Stored items
################

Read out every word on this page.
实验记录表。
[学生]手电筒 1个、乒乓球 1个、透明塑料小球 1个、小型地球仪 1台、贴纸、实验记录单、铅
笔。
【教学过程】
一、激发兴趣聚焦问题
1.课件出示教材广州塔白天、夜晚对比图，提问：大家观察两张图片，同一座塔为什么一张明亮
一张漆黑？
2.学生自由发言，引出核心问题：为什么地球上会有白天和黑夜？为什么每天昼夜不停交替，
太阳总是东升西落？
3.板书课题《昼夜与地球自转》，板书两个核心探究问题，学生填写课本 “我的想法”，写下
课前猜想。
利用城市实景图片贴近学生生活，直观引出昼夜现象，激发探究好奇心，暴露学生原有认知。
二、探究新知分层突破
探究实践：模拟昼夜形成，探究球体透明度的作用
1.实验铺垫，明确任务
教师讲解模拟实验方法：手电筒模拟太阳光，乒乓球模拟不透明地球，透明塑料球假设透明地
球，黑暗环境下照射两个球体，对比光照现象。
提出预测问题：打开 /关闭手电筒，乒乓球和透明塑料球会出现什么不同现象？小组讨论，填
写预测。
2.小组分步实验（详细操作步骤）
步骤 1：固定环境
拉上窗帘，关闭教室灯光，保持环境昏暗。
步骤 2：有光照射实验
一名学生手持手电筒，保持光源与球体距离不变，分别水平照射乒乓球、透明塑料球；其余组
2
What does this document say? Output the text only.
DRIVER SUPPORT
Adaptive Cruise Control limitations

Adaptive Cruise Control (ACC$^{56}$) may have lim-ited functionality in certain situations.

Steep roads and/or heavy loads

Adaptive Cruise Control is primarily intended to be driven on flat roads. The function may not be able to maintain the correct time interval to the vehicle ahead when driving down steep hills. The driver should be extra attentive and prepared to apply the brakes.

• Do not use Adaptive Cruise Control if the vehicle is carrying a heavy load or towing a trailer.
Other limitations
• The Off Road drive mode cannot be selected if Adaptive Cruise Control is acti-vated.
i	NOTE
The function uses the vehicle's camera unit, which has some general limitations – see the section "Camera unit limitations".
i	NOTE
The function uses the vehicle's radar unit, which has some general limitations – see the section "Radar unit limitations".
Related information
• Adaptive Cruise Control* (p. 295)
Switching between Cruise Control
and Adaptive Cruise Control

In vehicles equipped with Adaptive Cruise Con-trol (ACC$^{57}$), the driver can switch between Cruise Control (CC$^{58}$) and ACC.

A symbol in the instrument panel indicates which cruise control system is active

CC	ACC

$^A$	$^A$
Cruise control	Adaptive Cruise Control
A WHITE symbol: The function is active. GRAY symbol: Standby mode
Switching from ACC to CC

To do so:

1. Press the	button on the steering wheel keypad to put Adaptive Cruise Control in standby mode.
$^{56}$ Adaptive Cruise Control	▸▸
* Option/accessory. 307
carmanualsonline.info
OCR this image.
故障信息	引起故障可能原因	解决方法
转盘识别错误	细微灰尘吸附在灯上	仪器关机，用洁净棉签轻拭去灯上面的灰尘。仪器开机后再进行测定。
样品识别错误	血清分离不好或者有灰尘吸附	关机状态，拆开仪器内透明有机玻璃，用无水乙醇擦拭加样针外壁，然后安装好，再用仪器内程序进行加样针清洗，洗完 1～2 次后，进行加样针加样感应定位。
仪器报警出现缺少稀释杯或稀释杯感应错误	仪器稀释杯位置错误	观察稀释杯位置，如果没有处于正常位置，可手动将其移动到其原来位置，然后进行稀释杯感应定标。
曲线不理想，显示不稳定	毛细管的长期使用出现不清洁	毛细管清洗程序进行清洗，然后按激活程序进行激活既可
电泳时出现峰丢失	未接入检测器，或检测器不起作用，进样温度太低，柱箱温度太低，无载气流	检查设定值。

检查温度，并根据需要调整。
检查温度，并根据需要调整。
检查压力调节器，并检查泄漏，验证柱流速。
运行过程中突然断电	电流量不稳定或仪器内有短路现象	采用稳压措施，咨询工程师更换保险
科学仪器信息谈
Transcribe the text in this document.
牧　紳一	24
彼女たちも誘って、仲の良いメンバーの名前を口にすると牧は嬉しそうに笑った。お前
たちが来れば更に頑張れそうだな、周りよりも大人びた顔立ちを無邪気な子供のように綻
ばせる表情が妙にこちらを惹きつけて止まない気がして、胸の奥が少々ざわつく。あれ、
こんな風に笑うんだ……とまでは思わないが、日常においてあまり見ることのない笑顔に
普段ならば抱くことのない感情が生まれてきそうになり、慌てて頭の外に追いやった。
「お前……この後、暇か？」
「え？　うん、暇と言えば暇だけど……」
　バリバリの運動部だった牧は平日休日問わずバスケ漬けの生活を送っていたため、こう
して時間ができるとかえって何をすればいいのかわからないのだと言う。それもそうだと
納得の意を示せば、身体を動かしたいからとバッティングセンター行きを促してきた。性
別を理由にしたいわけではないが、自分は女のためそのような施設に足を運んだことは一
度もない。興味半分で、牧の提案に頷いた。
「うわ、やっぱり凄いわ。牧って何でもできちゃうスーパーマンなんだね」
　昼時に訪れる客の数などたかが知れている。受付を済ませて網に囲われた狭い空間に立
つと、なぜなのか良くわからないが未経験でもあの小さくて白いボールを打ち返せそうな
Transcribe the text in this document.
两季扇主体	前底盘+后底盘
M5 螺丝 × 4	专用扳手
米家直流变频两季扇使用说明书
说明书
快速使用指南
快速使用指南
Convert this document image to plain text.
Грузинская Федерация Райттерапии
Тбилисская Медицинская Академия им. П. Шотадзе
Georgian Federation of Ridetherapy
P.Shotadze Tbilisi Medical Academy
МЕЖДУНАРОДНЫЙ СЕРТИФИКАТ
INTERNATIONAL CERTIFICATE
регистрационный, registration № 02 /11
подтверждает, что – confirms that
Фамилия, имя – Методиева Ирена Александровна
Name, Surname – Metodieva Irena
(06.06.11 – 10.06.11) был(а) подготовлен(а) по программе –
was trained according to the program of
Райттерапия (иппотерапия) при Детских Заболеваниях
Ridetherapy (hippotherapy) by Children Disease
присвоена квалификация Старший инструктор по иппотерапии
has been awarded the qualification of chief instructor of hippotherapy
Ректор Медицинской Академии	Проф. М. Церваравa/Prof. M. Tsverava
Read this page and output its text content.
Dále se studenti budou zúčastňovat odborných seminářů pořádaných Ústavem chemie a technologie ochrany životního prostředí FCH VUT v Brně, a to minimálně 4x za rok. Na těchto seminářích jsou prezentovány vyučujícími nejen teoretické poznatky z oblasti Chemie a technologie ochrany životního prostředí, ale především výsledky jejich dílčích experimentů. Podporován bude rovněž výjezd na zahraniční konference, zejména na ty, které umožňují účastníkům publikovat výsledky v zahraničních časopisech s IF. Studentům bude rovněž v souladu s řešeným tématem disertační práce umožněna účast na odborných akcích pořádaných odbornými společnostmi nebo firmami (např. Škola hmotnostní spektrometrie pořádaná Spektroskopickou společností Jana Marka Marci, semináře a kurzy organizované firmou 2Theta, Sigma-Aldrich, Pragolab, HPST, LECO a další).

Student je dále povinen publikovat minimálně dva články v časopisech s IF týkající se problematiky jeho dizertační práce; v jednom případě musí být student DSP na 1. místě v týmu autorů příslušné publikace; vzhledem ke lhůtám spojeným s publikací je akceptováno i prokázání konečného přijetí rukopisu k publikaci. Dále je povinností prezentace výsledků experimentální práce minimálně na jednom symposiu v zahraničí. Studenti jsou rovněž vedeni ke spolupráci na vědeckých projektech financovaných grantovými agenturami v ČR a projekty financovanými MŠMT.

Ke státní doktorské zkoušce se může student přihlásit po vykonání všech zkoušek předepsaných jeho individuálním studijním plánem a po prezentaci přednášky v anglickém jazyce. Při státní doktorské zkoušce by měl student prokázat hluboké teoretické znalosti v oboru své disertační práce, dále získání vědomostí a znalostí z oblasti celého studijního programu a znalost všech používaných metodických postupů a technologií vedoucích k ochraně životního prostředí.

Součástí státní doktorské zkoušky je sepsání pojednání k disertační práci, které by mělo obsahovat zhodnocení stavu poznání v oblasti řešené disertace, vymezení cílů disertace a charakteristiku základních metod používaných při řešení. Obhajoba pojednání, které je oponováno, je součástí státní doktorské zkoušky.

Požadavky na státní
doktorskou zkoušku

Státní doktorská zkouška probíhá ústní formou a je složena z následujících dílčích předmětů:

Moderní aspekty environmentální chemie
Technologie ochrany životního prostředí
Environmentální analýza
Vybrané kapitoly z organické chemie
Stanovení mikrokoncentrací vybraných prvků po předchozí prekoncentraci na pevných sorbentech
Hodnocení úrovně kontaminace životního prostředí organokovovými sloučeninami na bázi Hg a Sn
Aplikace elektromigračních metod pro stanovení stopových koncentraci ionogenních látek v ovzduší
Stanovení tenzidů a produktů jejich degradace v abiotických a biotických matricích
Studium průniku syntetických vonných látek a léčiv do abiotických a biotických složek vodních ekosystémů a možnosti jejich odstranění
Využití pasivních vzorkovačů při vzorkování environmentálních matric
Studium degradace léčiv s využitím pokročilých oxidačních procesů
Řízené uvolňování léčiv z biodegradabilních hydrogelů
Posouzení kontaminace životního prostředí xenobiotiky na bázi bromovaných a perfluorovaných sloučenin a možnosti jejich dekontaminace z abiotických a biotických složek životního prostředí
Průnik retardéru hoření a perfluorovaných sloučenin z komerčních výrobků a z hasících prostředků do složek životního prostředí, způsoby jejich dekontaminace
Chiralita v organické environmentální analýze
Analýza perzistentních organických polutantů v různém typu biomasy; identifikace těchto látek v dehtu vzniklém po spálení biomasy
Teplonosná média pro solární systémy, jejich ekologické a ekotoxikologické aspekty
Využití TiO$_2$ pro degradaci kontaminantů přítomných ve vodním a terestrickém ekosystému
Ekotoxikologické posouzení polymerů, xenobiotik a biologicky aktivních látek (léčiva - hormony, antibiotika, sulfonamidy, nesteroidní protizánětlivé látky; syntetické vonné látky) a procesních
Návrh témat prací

################

> _Job_
Copy each line containing the word "organické" from the data.

> _The output_
Vybrané kapitoly z organické chemie
Chiralita v organické environmentální analýze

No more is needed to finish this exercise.